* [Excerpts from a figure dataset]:
◇ ◇ ◇
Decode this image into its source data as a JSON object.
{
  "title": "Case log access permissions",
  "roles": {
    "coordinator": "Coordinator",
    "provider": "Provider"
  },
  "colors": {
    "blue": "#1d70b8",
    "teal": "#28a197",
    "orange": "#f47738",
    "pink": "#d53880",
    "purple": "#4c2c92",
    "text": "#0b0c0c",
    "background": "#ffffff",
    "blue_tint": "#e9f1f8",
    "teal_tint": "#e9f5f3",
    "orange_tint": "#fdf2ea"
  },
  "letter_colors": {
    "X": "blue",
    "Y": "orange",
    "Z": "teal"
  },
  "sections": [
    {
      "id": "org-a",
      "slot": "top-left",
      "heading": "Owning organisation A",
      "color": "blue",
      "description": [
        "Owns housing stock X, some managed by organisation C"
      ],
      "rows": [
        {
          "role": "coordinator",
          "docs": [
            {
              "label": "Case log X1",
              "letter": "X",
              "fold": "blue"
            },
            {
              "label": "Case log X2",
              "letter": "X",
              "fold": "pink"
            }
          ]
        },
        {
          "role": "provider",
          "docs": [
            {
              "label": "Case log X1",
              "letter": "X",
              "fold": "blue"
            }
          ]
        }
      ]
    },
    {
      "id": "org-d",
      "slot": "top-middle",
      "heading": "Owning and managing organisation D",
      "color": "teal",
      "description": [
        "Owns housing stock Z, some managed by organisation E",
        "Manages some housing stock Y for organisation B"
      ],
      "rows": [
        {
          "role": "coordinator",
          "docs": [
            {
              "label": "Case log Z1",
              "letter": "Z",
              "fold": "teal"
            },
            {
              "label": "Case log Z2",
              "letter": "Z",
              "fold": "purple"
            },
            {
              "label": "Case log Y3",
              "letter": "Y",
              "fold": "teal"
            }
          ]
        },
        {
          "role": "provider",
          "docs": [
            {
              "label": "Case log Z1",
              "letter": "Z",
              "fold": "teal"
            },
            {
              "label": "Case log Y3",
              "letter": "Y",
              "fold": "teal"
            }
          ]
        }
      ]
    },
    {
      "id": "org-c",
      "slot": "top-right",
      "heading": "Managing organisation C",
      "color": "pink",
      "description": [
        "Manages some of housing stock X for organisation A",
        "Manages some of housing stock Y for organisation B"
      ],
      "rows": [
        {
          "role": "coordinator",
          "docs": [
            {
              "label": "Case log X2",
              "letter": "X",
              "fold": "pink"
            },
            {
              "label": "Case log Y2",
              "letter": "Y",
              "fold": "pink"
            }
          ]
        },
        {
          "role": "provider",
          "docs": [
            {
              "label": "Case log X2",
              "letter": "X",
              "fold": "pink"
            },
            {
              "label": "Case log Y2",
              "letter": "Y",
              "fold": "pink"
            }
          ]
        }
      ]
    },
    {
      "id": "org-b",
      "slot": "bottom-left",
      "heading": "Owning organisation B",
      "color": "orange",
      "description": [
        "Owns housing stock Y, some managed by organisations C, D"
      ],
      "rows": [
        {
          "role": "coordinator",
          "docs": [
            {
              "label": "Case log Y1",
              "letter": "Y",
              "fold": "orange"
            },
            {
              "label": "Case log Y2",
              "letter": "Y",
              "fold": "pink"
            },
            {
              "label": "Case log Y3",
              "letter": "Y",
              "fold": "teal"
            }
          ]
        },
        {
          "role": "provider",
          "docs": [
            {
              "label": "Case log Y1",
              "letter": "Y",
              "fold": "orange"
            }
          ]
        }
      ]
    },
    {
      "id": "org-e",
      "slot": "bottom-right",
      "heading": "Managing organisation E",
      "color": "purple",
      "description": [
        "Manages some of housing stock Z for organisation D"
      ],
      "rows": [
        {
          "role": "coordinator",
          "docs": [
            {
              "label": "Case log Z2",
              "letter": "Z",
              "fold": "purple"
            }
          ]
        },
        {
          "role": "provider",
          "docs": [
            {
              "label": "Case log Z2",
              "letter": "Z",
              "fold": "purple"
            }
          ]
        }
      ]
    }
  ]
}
◇ ◇ ◇
* [PROMPT]: Transcribe every entry verbatim.

* [FINISHED ANSWER]:
Decode this image into its source data as a JSON object.
{
  "title": "Case log access permissions",
  "roles": {
    "coordinator": "Coordinator",
    "provider": "Provider"
  },
  "colors": {
    "blue": "#1d70b8",
    "teal": "#28a197",
    "orange": "#f47738",
    "pink": "#d53880",
    "purple": "#4c2c92",
    "text": "#0b0c0c",
    "background": "#ffffff",
    "blue_tint": "#e9f1f8",
    "teal_tint": "#e9f5f3",
    "orange_tint": "#fdf2ea"
  },
  "letter_colors": {
    "X": "blue",
    "Y": "orange",
    "Z": "teal"
  },
  "sections": [
    {
      "id": "org-a",
      "slot": "top-left",
      "heading": "Owning organisation A",
      "color": "blue",
      "description": [
        "Owns housing stock X, some managed by organisation C"
      ],
      "rows": [
        {
          "role": "coordinator",
          "docs": [
            {
              "label": "Case log X1",
              "letter": "X",
              "fold": "blue"
            },
            {
              "label": "Case log X2",
              "letter": "X",
              "fold": "pink"
            }
          ]
        },
        {
          "role": "provider",
          "docs": [
            {
              "label": "Case log X1",
              "letter": "X",
              "fold": "blue"
            }
          ]
        }
      ]
    },
    {
      "id": "org-d",
      "slot": "top-middle",
      "heading": "Owning and managing organisation D",
      "color": "teal",
      "description": [
        "Owns housing stock Z, some managed by organisation E",
        "Manages some housing stock Y for organisation B"
      ],
      "rows": [
        {
          "role": "coordinator",
          "docs": [
            {
              "label": "Case log Z1",
              "letter": "Z",
              "fold": "teal"
            },
            {
              "label": "Case log Z2",
              "letter": "Z",
              "fold": "purple"
            },
            {
              "label": "Case log Y3",
              "letter": "Y",
              "fold": "teal"
            }
          ]
        },
        {
          "role": "provider",
          "docs": [
            {
              "label": "Case log Z1",
              "letter": "Z",
              "fold": "teal"
            },
            {
              "label": "Case log Y3",
              "letter": "Y",
              "fold": "teal"
            }
          ]
        }
      ]
    },
    {
      "id": "org-c",
      "slot": "top-right",
      "heading": "Managing organisation C",
      "color": "pink",
      "description": [
        "Manages some of housing stock X for organisation A",
        "Manages some of housing stock Y for organisation B"
      ],
      "rows": [
        {
          "role": "coordinator",
          "docs": [
            {
              "label": "Case log X2",
              "letter": "X",
              "fold": "pink"
            },
            {
              "label": "Case log Y2",
              "letter": "Y",
              "fold": "pink"
            }
          ]
        },
        {
          "role": "provider",
          "docs": [
            {
              "label": "Case log X2",
              "letter": "X",
              "fold": "pink"
            },
            {
              "label": "Case log Y2",
              "letter": "Y",
              "fold": "pink"
            }
          ]
        }
      ]
    },
    {
      "id": "org-b",
      "slot": "bottom-left",
      "heading": "Owning organisation B",
      "color": "orange",
      "description": [
        "Owns housing stock Y, some managed by organisations C, D"
      ],
      "rows": [
        {
          "role": "coordinator",
          "docs": [
            {
              "label": "Case log Y1",
              "letter": "Y",
              "fold": "orange"
            },
            {
              "label": "Case log Y2",
              "letter": "Y",
              "fold": "pink"
            },
            {
              "label": "Case log Y3",
              "letter": "Y",
              "fold": "teal"
            }
          ]
        },
        {
          "role": "provider",
          "docs": [
            {
              "label": "Case log Y1",
              "letter": "Y",
              "fold": "orange"
            }
          ]
        }
      ]
    },
    {
      "id": "org-e",
      "slot": "bottom-right",
      "heading": "Managing organisation E",
      "color": "purple",
      "description": [
        "Manages some of housing stock Z for organisation D"
      ],
      "rows": [
        {
          "role": "coordinator",
          "docs": [
            {
              "label": "Case log Z2",
              "letter": "Z",
              "fold": "purple"
            }
          ]
        },
        {
          "role": "provider",
          "docs": [
            {
              "label": "Case log Z2",
              "letter": "Z",
              "fold": "purple"
            }
          ]
        }
      ]
    }
  ]
}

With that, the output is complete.